**SET EXERCISE**
All of the records listed below should be retyped exactly.

**ROWS**

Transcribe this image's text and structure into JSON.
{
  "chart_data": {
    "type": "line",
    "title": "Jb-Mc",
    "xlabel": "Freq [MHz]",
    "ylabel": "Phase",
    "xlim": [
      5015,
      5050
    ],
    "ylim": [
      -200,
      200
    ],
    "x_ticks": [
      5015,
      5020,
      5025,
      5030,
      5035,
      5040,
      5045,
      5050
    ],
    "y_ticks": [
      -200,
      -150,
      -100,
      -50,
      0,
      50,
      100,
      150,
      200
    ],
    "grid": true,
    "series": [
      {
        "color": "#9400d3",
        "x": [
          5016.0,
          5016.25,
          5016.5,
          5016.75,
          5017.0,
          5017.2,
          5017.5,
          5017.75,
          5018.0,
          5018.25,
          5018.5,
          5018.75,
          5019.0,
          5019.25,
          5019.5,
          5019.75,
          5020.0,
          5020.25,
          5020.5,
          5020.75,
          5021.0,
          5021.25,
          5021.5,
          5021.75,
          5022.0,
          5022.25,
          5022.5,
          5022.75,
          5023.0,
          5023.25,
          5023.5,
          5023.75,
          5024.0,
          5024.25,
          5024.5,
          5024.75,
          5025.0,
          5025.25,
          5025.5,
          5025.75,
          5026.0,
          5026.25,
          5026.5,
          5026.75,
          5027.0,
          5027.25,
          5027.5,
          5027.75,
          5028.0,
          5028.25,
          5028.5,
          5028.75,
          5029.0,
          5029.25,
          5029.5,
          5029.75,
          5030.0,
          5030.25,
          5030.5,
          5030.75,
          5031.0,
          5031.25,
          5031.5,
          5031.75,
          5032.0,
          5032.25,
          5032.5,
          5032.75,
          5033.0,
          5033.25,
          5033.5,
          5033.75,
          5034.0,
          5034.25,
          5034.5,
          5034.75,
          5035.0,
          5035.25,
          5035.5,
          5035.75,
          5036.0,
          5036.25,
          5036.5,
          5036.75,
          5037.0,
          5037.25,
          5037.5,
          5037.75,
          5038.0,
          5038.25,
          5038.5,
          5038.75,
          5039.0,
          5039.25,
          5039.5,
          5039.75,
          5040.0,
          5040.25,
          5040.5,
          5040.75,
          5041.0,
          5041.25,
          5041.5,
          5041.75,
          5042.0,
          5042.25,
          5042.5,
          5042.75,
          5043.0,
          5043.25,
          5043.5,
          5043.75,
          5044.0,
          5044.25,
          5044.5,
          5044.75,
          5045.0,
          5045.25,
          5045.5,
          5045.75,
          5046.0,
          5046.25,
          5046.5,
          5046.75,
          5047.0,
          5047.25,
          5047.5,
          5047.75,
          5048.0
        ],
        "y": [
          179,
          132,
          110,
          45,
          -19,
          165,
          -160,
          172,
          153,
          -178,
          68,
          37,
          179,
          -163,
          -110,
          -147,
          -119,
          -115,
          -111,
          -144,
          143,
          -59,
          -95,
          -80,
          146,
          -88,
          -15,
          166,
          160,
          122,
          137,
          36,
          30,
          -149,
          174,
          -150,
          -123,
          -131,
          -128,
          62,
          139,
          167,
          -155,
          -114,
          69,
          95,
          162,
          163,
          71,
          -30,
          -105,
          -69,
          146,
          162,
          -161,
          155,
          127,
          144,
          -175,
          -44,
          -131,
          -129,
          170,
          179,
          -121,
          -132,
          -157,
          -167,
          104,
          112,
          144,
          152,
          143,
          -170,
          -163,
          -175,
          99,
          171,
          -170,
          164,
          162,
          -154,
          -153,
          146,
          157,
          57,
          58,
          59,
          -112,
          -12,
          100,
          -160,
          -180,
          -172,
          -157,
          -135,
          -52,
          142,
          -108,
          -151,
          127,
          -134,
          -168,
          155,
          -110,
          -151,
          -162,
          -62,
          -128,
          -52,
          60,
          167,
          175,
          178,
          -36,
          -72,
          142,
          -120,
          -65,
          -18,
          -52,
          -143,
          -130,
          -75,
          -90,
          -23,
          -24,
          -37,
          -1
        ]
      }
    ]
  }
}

**TASK RESPONSE**
Transcribe this image's text and structure into JSON.
{
  "chart_data": {
    "type": "line",
    "title": "Jb-Mc",
    "xlabel": "Freq [MHz]",
    "ylabel": "Phase",
    "xlim": [
      5015,
      5050
    ],
    "ylim": [
      -200,
      200
    ],
    "x_ticks": [
      5015,
      5020,
      5025,
      5030,
      5035,
      5040,
      5045,
      5050
    ],
    "y_ticks": [
      -200,
      -150,
      -100,
      -50,
      0,
      50,
      100,
      150,
      200
    ],
    "grid": true,
    "series": [
      {
        "color": "#9400d3",
        "x": [
          5016.0,
          5016.25,
          5016.5,
          5016.75,
          5017.0,
          5017.2,
          5017.5,
          5017.75,
          5018.0,
          5018.25,
          5018.5,
          5018.75,
          5019.0,
          5019.25,
          5019.5,
          5019.75,
          5020.0,
          5020.25,
          5020.5,
          5020.75,
          5021.0,
          5021.25,
          5021.5,
          5021.75,
          5022.0,
          5022.25,
          5022.5,
          5022.75,
          5023.0,
          5023.25,
          5023.5,
          5023.75,
          5024.0,
          5024.25,
          5024.5,
          5024.75,
          5025.0,
          5025.25,
          5025.5,
          5025.75,
          5026.0,
          5026.25,
          5026.5,
          5026.75,
          5027.0,
          5027.25,
          5027.5,
          5027.75,
          5028.0,
          5028.25,
          5028.5,
          5028.75,
          5029.0,
          5029.25,
          5029.5,
          5029.75,
          5030.0,
          5030.25,
          5030.5,
          5030.75,
          5031.0,
          5031.25,
          5031.5,
          5031.75,
          5032.0,
          5032.25,
          5032.5,
          5032.75,
          5033.0,
          5033.25,
          5033.5,
          5033.75,
          5034.0,
          5034.25,
          5034.5,
          5034.75,
          5035.0,
          5035.25,
          5035.5,
          5035.75,
          5036.0,
          5036.25,
          5036.5,
          5036.75,
          5037.0,
          5037.25,
          5037.5,
          5037.75,
          5038.0,
          5038.25,
          5038.5,
          5038.75,
          5039.0,
          5039.25,
          5039.5,
          5039.75,
          5040.0,
          5040.25,
          5040.5,
          5040.75,
          5041.0,
          5041.25,
          5041.5,
          5041.75,
          5042.0,
          5042.25,
          5042.5,
          5042.75,
          5043.0,
          5043.25,
          5043.5,
          5043.75,
          5044.0,
          5044.25,
          5044.5,
          5044.75,
          5045.0,
          5045.25,
          5045.5,
          5045.75,
          5046.0,
          5046.25,
          5046.5,
          5046.75,
          5047.0,
          5047.25,
          5047.5,
          5047.75,
          5048.0
        ],
        "y": [
          179,
          132,
          110,
          45,
          -19,
          165,
          -160,
          172,
          153,
          -178,
          68,
          37,
          179,
          -163,
          -110,
          -147,
          -119,
          -115,
          -111,
          -144,
          143,
          -59,
          -95,
          -80,
          146,
          -88,
          -15,
          166,
          160,
          122,
          137,
          36,
          30,
          -149,
          174,
          -150,
          -123,
          -131,
          -128,
          62,
          139,
          167,
          -155,
          -114,
          69,
          95,
          162,
          163,
          71,
          -30,
          -105,
          -69,
          146,
          162,
          -161,
          155,
          127,
          144,
          -175,
          -44,
          -131,
          -129,
          170,
          179,
          -121,
          -132,
          -157,
          -167,
          104,
          112,
          144,
          152,
          143,
          -170,
          -163,
          -175,
          99,
          171,
          -170,
          164,
          162,
          -154,
          -153,
          146,
          157,
          57,
          58,
          59,
          -112,
          -12,
          100,
          -160,
          -180,
          -172,
          -157,
          -135,
          -52,
          142,
          -108,
          -151,
          127,
          -134,
          -168,
          155,
          -110,
          -151,
          -162,
          -62,
          -128,
          -52,
          60,
          167,
          175,
          178,
          -36,
          -72,
          142,
          -120,
          -65,
          -18,
          -52,
          -143,
          -130,
          -75,
          -90,
          -23,
          -24,
          -37,
          -1
        ]
      }
    ]
  }
}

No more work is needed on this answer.